Task directions
What follows is a listing; restate every line of it word for word.
+-------+
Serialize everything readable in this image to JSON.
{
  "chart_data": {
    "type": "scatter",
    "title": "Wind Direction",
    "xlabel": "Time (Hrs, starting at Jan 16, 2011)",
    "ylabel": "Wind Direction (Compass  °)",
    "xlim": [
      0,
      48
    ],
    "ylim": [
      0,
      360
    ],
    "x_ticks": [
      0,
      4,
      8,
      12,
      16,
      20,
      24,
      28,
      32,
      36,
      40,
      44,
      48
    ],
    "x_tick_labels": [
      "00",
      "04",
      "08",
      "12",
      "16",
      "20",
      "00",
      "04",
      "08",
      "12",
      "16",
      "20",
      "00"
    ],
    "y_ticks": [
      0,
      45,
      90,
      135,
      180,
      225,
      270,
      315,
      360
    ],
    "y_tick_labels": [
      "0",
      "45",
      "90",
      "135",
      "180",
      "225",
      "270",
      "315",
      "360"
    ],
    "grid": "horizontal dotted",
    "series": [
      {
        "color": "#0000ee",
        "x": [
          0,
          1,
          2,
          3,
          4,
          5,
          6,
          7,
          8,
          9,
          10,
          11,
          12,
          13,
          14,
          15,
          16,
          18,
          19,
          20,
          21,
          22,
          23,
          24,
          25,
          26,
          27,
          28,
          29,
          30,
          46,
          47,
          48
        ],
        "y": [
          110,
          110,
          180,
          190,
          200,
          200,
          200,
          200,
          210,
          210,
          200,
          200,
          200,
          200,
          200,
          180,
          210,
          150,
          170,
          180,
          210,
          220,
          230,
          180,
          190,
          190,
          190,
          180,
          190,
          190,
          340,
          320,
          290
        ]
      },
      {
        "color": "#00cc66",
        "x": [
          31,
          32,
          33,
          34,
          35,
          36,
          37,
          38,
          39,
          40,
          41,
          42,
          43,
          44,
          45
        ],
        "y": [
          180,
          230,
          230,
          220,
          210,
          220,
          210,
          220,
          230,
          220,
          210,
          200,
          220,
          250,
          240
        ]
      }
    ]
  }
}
+-------+
Expected output
Serialize everything readable in this image to JSON.
{
  "chart_data": {
    "type": "scatter",
    "title": "Wind Direction",
    "xlabel": "Time (Hrs, starting at Jan 16, 2011)",
    "ylabel": "Wind Direction (Compass  °)",
    "xlim": [
      0,
      48
    ],
    "ylim": [
      0,
      360
    ],
    "x_ticks": [
      0,
      4,
      8,
      12,
      16,
      20,
      24,
      28,
      32,
      36,
      40,
      44,
      48
    ],
    "x_tick_labels": [
      "00",
      "04",
      "08",
      "12",
      "16",
      "20",
      "00",
      "04",
      "08",
      "12",
      "16",
      "20",
      "00"
    ],
    "y_ticks": [
      0,
      45,
      90,
      135,
      180,
      225,
      270,
      315,
      360
    ],
    "y_tick_labels": [
      "0",
      "45",
      "90",
      "135",
      "180",
      "225",
      "270",
      "315",
      "360"
    ],
    "grid": "horizontal dotted",
    "series": [
      {
        "color": "#0000ee",
        "x": [
          0,
          1,
          2,
          3,
          4,
          5,
          6,
          7,
          8,
          9,
          10,
          11,
          12,
          13,
          14,
          15,
          16,
          18,
          19,
          20,
          21,
          22,
          23,
          24,
          25,
          26,
          27,
          28,
          29,
          30,
          46,
          47,
          48
        ],
        "y": [
          110,
          110,
          180,
          190,
          200,
          200,
          200,
          200,
          210,
          210,
          200,
          200,
          200,
          200,
          200,
          180,
          210,
          150,
          170,
          180,
          210,
          220,
          230,
          180,
          190,
          190,
          190,
          180,
          190,
          190,
          340,
          320,
          290
        ]
      },
      {
        "color": "#00cc66",
        "x": [
          31,
          32,
          33,
          34,
          35,
          36,
          37,
          38,
          39,
          40,
          41,
          42,
          43,
          44,
          45
        ],
        "y": [
          180,
          230,
          230,
          220,
          210,
          220,
          210,
          220,
          230,
          220,
          210,
          200,
          220,
          250,
          240
        ]
      }
    ]
  }
}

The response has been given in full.